> SUPPLIED MATERIAL:
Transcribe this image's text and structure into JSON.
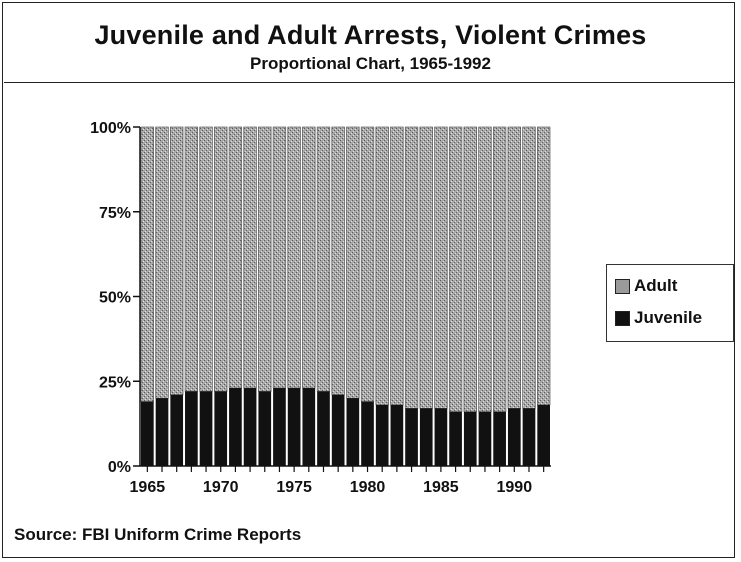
{
  "header": {
    "title": "Juvenile and Adult Arrests, Violent Crimes",
    "subtitle": "Proportional Chart, 1965-1992"
  },
  "legend": {
    "adult_label": "Adult",
    "juvenile_label": "Juvenile"
  },
  "source": "Source: FBI Uniform Crime Reports",
  "colors": {
    "adult": "#9a9a9a",
    "juvenile": "#111111",
    "axis": "#111111"
  },
  "chart_data": {
    "type": "bar",
    "stacked": true,
    "title": "Juvenile and Adult Arrests, Violent Crimes",
    "subtitle": "Proportional Chart, 1965-1992",
    "xlabel": "",
    "ylabel": "",
    "ylim": [
      0,
      100
    ],
    "y_ticks": [
      "0%",
      "25%",
      "50%",
      "75%",
      "100%"
    ],
    "x_ticks": [
      "1965",
      "1970",
      "1975",
      "1980",
      "1985",
      "1990"
    ],
    "categories": [
      "1965",
      "1966",
      "1967",
      "1968",
      "1969",
      "1970",
      "1971",
      "1972",
      "1973",
      "1974",
      "1975",
      "1976",
      "1977",
      "1978",
      "1979",
      "1980",
      "1981",
      "1982",
      "1983",
      "1984",
      "1985",
      "1986",
      "1987",
      "1988",
      "1989",
      "1990",
      "1991",
      "1992"
    ],
    "series": [
      {
        "name": "Juvenile",
        "values": [
          19,
          20,
          21,
          22,
          22,
          22,
          23,
          23,
          22,
          23,
          23,
          23,
          22,
          21,
          20,
          19,
          18,
          18,
          17,
          17,
          17,
          16,
          16,
          16,
          16,
          17,
          17,
          18
        ]
      },
      {
        "name": "Adult",
        "values": [
          81,
          80,
          79,
          78,
          78,
          78,
          77,
          77,
          78,
          77,
          77,
          77,
          78,
          79,
          80,
          81,
          82,
          82,
          83,
          83,
          83,
          84,
          84,
          84,
          84,
          83,
          83,
          82
        ]
      }
    ],
    "legend_position": "right",
    "grid": false
  }
}
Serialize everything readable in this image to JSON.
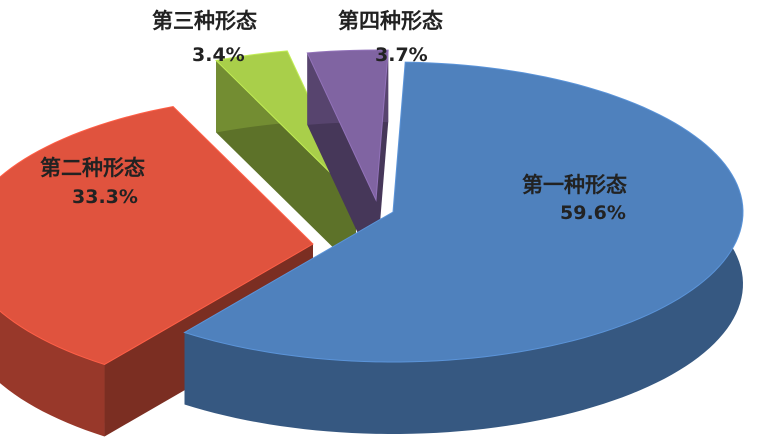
{
  "chart_data": {
    "type": "pie",
    "style": "3d-exploded",
    "categories": [
      "第一种形态",
      "第二种形态",
      "第三种形态",
      "第四种形态"
    ],
    "values": [
      59.6,
      33.3,
      3.4,
      3.7
    ],
    "value_labels": [
      "59.6%",
      "33.3%",
      "3.4%",
      "3.7%"
    ],
    "colors": [
      "#4f81bd",
      "#e0533e",
      "#a9cf4a",
      "#8064a2"
    ],
    "legend": "none"
  }
}
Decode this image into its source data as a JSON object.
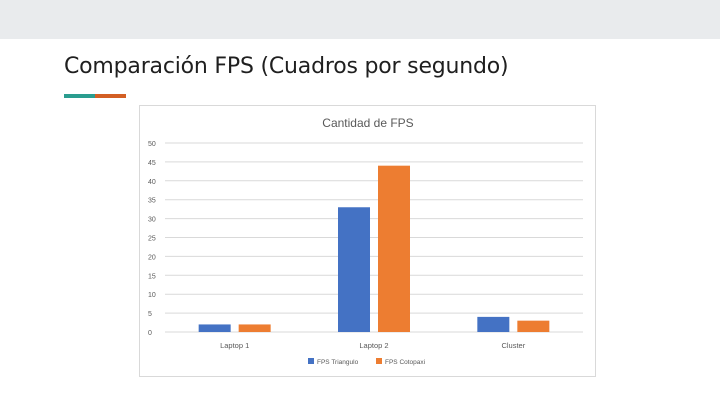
{
  "slide": {
    "title": "Comparación FPS (Cuadros por segundo)",
    "accent_colors": [
      "#2a9d8f",
      "#d35f24"
    ],
    "band_color": "#e9ebed"
  },
  "chart_data": {
    "type": "bar",
    "title": "Cantidad de FPS",
    "xlabel": "",
    "ylabel": "",
    "categories": [
      "Laptop 1",
      "Laptop 2",
      "Cluster"
    ],
    "series": [
      {
        "name": "FPS Triangulo",
        "color": "#4472c4",
        "values": [
          2,
          33,
          4
        ]
      },
      {
        "name": "FPS Cotopaxi",
        "color": "#ed7d31",
        "values": [
          2,
          44,
          3
        ]
      }
    ],
    "ylim": [
      0,
      50
    ],
    "yticks": [
      0,
      5,
      10,
      15,
      20,
      25,
      30,
      35,
      40,
      45,
      50
    ],
    "grid": true,
    "legend_position": "bottom"
  }
}
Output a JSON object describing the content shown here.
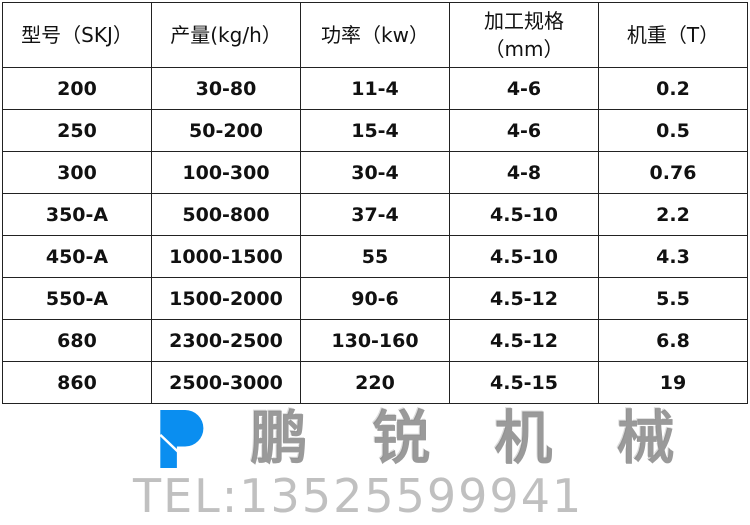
{
  "table": {
    "headers": [
      "型号（SKJ）",
      "产量(kg/h）",
      "功率（kw）",
      "加工规格（mm）",
      "机重（T）"
    ],
    "rows": [
      [
        "200",
        "30-80",
        "11-4",
        "4-6",
        "0.2"
      ],
      [
        "250",
        "50-200",
        "15-4",
        "4-6",
        "0.5"
      ],
      [
        "300",
        "100-300",
        "30-4",
        "4-8",
        "0.76"
      ],
      [
        "350-A",
        "500-800",
        "37-4",
        "4.5-10",
        "2.2"
      ],
      [
        "450-A",
        "1000-1500",
        "55",
        "4.5-10",
        "4.3"
      ],
      [
        "550-A",
        "1500-2000",
        "90-6",
        "4.5-12",
        "5.5"
      ],
      [
        "680",
        "2300-2500",
        "130-160",
        "4.5-12",
        "6.8"
      ],
      [
        "860",
        "2500-3000",
        "220",
        "4.5-15",
        "19"
      ]
    ]
  },
  "watermark": {
    "company": "鹏 锐 机 械",
    "tel": "TEL:13525599941",
    "logo_color": "#0a8ef0"
  }
}
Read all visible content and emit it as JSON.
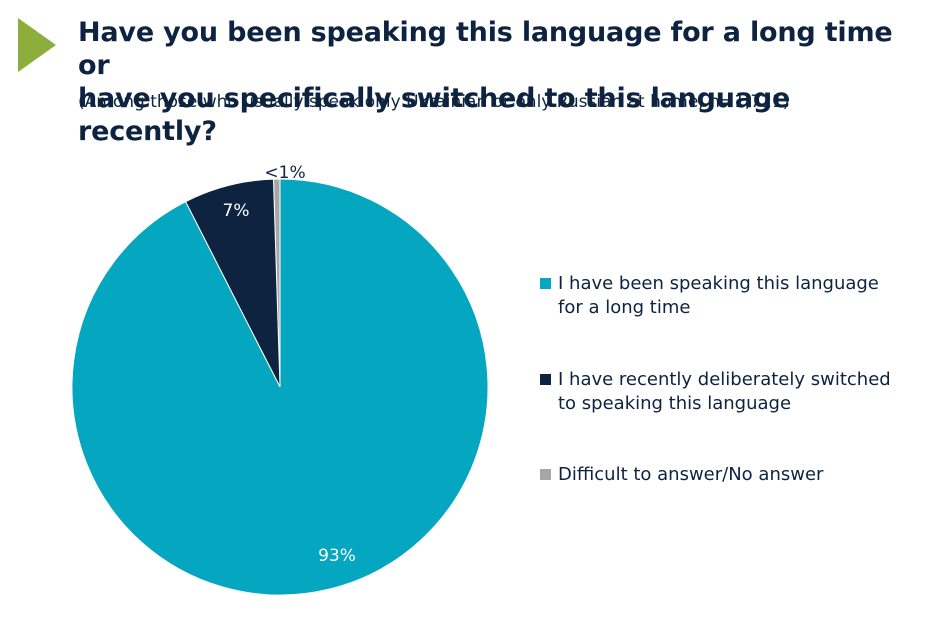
{
  "header": {
    "title_line1": "Have you been speaking this language for a long time or",
    "title_line2": "have you specifically switched to this language recently?",
    "subtitle": "(Among those who usually speak only Ukrainian or only Russian at home, n=1,721)"
  },
  "colors": {
    "accent_marker": "#8dae3c",
    "text": "#0e2340"
  },
  "chart_data": {
    "type": "pie",
    "slices": [
      {
        "name": "Difficult to answer/No answer",
        "value": 0.5,
        "label": "<1%",
        "color": "#a6a6a6"
      },
      {
        "name": "I have recently deliberately switched to speaking this language",
        "value": 7,
        "label": "7%",
        "color": "#0e2340"
      },
      {
        "name": "I have been speaking this language for a long time",
        "value": 92.5,
        "label": "93%",
        "color": "#05a6bf"
      }
    ],
    "legend": {
      "position": "right",
      "items": [
        {
          "line1": "I have been speaking this language",
          "line2": "for a long time",
          "color": "#05a6bf"
        },
        {
          "line1": "I have recently deliberately switched",
          "line2": "to speaking this language",
          "color": "#0e2340"
        },
        {
          "line1": "Difficult to answer/No answer",
          "line2": "",
          "color": "#a6a6a6"
        }
      ]
    }
  }
}
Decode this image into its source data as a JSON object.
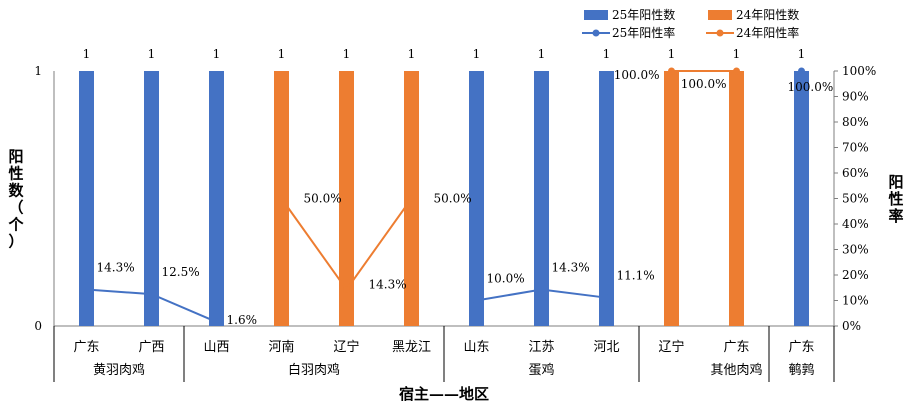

> WHAT TO DO: Go through the records and gather the lines that hold "switched".

> SOLUTION TO THE EXERCISE:
    "title_line2": "have you specifically switched to this language recently?",
        "name": "I have recently deliberately switched to speaking this language",
          "line1": "I have recently deliberately switched",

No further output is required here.